Nothing in the data should change when you return it, but leave the pictures out.

Dataset records:
<<<<
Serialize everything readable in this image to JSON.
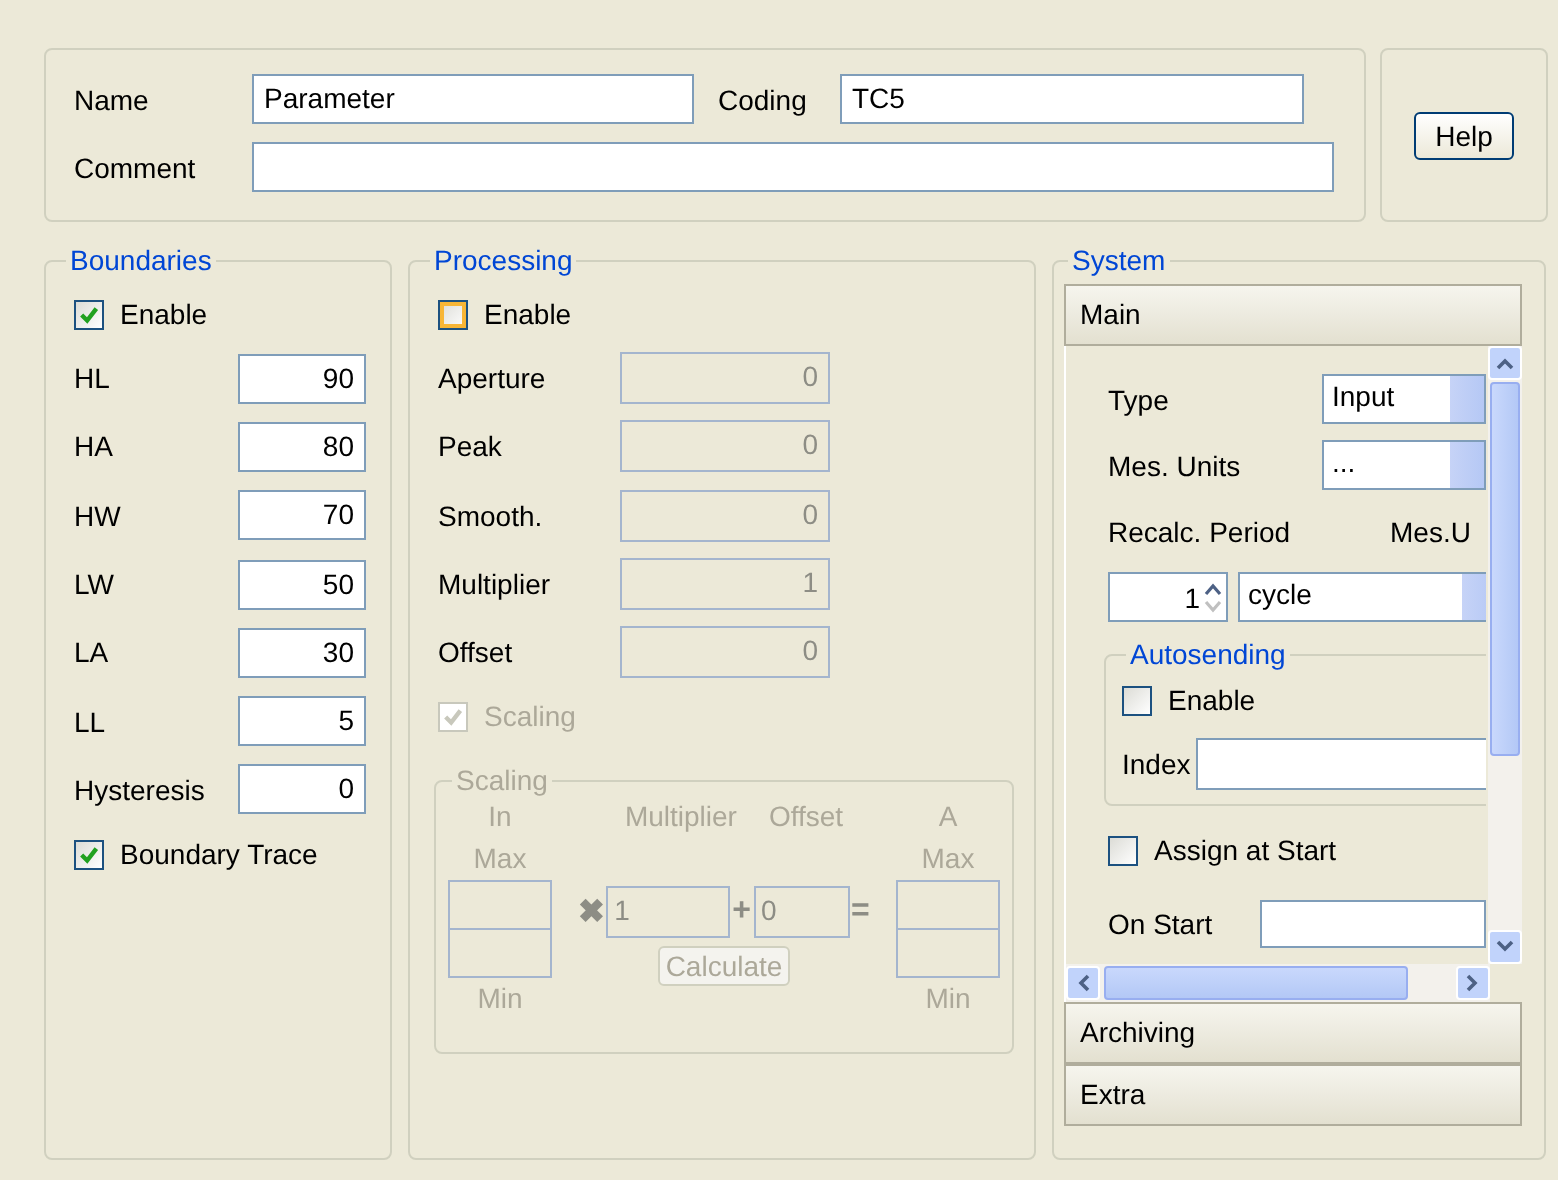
{
  "header": {
    "name_label": "Name",
    "name_value": "Parameter",
    "coding_label": "Coding",
    "coding_value": "TC5",
    "comment_label": "Comment",
    "help_button": "Help"
  },
  "boundaries": {
    "title": "Boundaries",
    "enable": {
      "label": "Enable",
      "checked": true
    },
    "fields": [
      {
        "label": "HL",
        "value": "90"
      },
      {
        "label": "HA",
        "value": "80"
      },
      {
        "label": "HW",
        "value": "70"
      },
      {
        "label": "LW",
        "value": "50"
      },
      {
        "label": "LA",
        "value": "30"
      },
      {
        "label": "LL",
        "value": "5"
      },
      {
        "label": "Hysteresis",
        "value": "0"
      }
    ],
    "boundary_trace": {
      "label": "Boundary Trace",
      "checked": true
    }
  },
  "processing": {
    "title": "Processing",
    "enable": {
      "label": "Enable",
      "checked": false,
      "hovered": true
    },
    "fields": [
      {
        "label": "Aperture",
        "value": "0",
        "disabled": true
      },
      {
        "label": "Peak",
        "value": "0",
        "disabled": true
      },
      {
        "label": "Smooth.",
        "value": "0",
        "disabled": true
      },
      {
        "label": "Multiplier",
        "value": "1",
        "disabled": true
      },
      {
        "label": "Offset",
        "value": "0",
        "disabled": true
      }
    ],
    "scaling_check": {
      "label": "Scaling",
      "checked": true,
      "disabled": true
    },
    "scaling": {
      "title": "Scaling",
      "in_label": "In",
      "multiplier_label": "Multiplier",
      "offset_label": "Offset",
      "a_label": "A",
      "in_max": "Max",
      "in_min": "Min",
      "times": "✖",
      "multiplier_value": "1",
      "plus": "+",
      "offset_value": "0",
      "equals": "=",
      "out_max": "Max",
      "out_min": "Min",
      "calculate_button": "Calculate"
    }
  },
  "system": {
    "title": "System",
    "sections": [
      {
        "label": "Main",
        "expanded": true
      },
      {
        "label": "Archiving",
        "expanded": false
      },
      {
        "label": "Extra",
        "expanded": false
      }
    ],
    "main": {
      "type_label": "Type",
      "type_value": "Input",
      "units_label": "Mes. Units",
      "units_value": "...",
      "recalc_label": "Recalc. Period",
      "mesu_label": "Mes.U",
      "period_value": "1",
      "period_unit": "cycle",
      "autosending": {
        "title": "Autosending",
        "enable": {
          "label": "Enable",
          "checked": false
        },
        "index_label": "Index"
      },
      "assign_at_start": {
        "label": "Assign at Start",
        "checked": false
      },
      "on_start_label": "On Start"
    }
  }
}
>>>>
**The response**
Serialize everything readable in this image to JSON.
{
  "header": {
    "name_label": "Name",
    "name_value": "Parameter",
    "coding_label": "Coding",
    "coding_value": "TC5",
    "comment_label": "Comment",
    "help_button": "Help"
  },
  "boundaries": {
    "title": "Boundaries",
    "enable": {
      "label": "Enable",
      "checked": true
    },
    "fields": [
      {
        "label": "HL",
        "value": "90"
      },
      {
        "label": "HA",
        "value": "80"
      },
      {
        "label": "HW",
        "value": "70"
      },
      {
        "label": "LW",
        "value": "50"
      },
      {
        "label": "LA",
        "value": "30"
      },
      {
        "label": "LL",
        "value": "5"
      },
      {
        "label": "Hysteresis",
        "value": "0"
      }
    ],
    "boundary_trace": {
      "label": "Boundary Trace",
      "checked": true
    }
  },
  "processing": {
    "title": "Processing",
    "enable": {
      "label": "Enable",
      "checked": false,
      "hovered": true
    },
    "fields": [
      {
        "label": "Aperture",
        "value": "0",
        "disabled": true
      },
      {
        "label": "Peak",
        "value": "0",
        "disabled": true
      },
      {
        "label": "Smooth.",
        "value": "0",
        "disabled": true
      },
      {
        "label": "Multiplier",
        "value": "1",
        "disabled": true
      },
      {
        "label": "Offset",
        "value": "0",
        "disabled": true
      }
    ],
    "scaling_check": {
      "label": "Scaling",
      "checked": true,
      "disabled": true
    },
    "scaling": {
      "title": "Scaling",
      "in_label": "In",
      "multiplier_label": "Multiplier",
      "offset_label": "Offset",
      "a_label": "A",
      "in_max": "Max",
      "in_min": "Min",
      "times": "✖",
      "multiplier_value": "1",
      "plus": "+",
      "offset_value": "0",
      "equals": "=",
      "out_max": "Max",
      "out_min": "Min",
      "calculate_button": "Calculate"
    }
  },
  "system": {
    "title": "System",
    "sections": [
      {
        "label": "Main",
        "expanded": true
      },
      {
        "label": "Archiving",
        "expanded": false
      },
      {
        "label": "Extra",
        "expanded": false
      }
    ],
    "main": {
      "type_label": "Type",
      "type_value": "Input",
      "units_label": "Mes. Units",
      "units_value": "...",
      "recalc_label": "Recalc. Period",
      "mesu_label": "Mes.U",
      "period_value": "1",
      "period_unit": "cycle",
      "autosending": {
        "title": "Autosending",
        "enable": {
          "label": "Enable",
          "checked": false
        },
        "index_label": "Index"
      },
      "assign_at_start": {
        "label": "Assign at Start",
        "checked": false
      },
      "on_start_label": "On Start"
    }
  }
}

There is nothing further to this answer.